# AIM:
Locate each line of the material that contains "vertical", then return it.

* start RECORDS *

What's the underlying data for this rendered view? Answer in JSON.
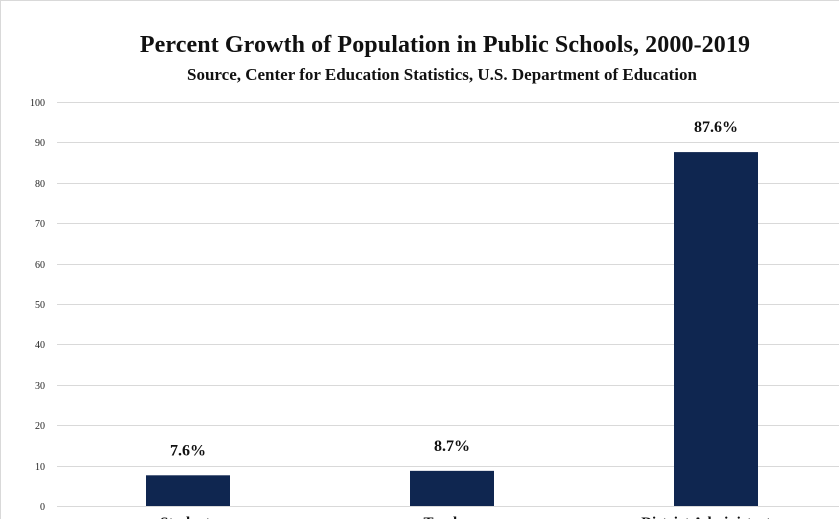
{
  "chart_data": {
    "type": "bar",
    "title": "Percent Growth of Population in Public Schools, 2000-2019",
    "subtitle": "Source, Center for Education Statistics, U.S. Department of Education",
    "categories": [
      "Students",
      "Teachers",
      "District Administrators"
    ],
    "values": [
      7.6,
      8.7,
      87.6
    ],
    "data_labels": [
      "7.6%",
      "8.7%",
      "87.6%"
    ],
    "xlabel": "",
    "ylabel": "",
    "ylim": [
      0,
      100
    ],
    "yticks": [
      0,
      10,
      20,
      30,
      40,
      50,
      60,
      70,
      80,
      90,
      100
    ],
    "grid": true,
    "bar_color": "#0f2650",
    "grid_color": "#d9d9d9"
  }
}
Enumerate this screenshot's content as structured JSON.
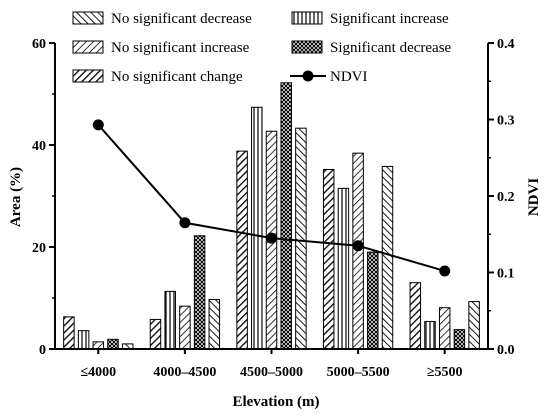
{
  "chart_data": {
    "type": "bar",
    "title": "",
    "xlabel": "Elevation (m)",
    "ylabel": "Area (%)",
    "y2label": "NDVI",
    "categories": [
      "≤4000",
      "4000–4500",
      "4500–5000",
      "5000–5500",
      "≥5500"
    ],
    "ylim": [
      0,
      60
    ],
    "yticks": [
      "0",
      "20",
      "40",
      "60"
    ],
    "y2lim": [
      0,
      0.4
    ],
    "y2ticks": [
      "0.0",
      "0.1",
      "0.2",
      "0.3",
      "0.4"
    ],
    "series": [
      {
        "name": "No significant change",
        "pattern": "diag-right-thick",
        "values": [
          6.3,
          5.8,
          38.8,
          35.2,
          13.0
        ]
      },
      {
        "name": "Significant increase",
        "pattern": "vertical",
        "values": [
          3.6,
          11.3,
          47.4,
          31.5,
          5.4
        ]
      },
      {
        "name": "No significant increase",
        "pattern": "diag-right",
        "values": [
          1.4,
          8.4,
          42.7,
          38.4,
          8.1
        ]
      },
      {
        "name": "Significant decrease",
        "pattern": "crosshatch",
        "values": [
          1.9,
          22.2,
          52.2,
          19.0,
          3.8
        ]
      },
      {
        "name": "No significant decrease",
        "pattern": "diag-left",
        "values": [
          1.0,
          9.7,
          43.3,
          35.8,
          9.3
        ]
      }
    ],
    "line_series": {
      "name": "NDVI",
      "axis": "right",
      "values": [
        0.293,
        0.165,
        0.145,
        0.135,
        0.102
      ]
    },
    "legend": [
      {
        "label": "No significant decrease",
        "pattern": "diag-left"
      },
      {
        "label": "Significant increase",
        "pattern": "vertical"
      },
      {
        "label": "No significant increase",
        "pattern": "diag-right"
      },
      {
        "label": "Significant decrease",
        "pattern": "crosshatch"
      },
      {
        "label": "No significant change",
        "pattern": "diag-right-thick"
      },
      {
        "label": "NDVI",
        "pattern": "line-marker"
      }
    ],
    "legend_placement": "top-inside",
    "grid": false,
    "colors": {
      "ink": "#000000",
      "background": "#ffffff"
    }
  }
}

* end RECORDS *

# FINAL ANSWER:
        "pattern": "vertical",
        "pattern": "vertical"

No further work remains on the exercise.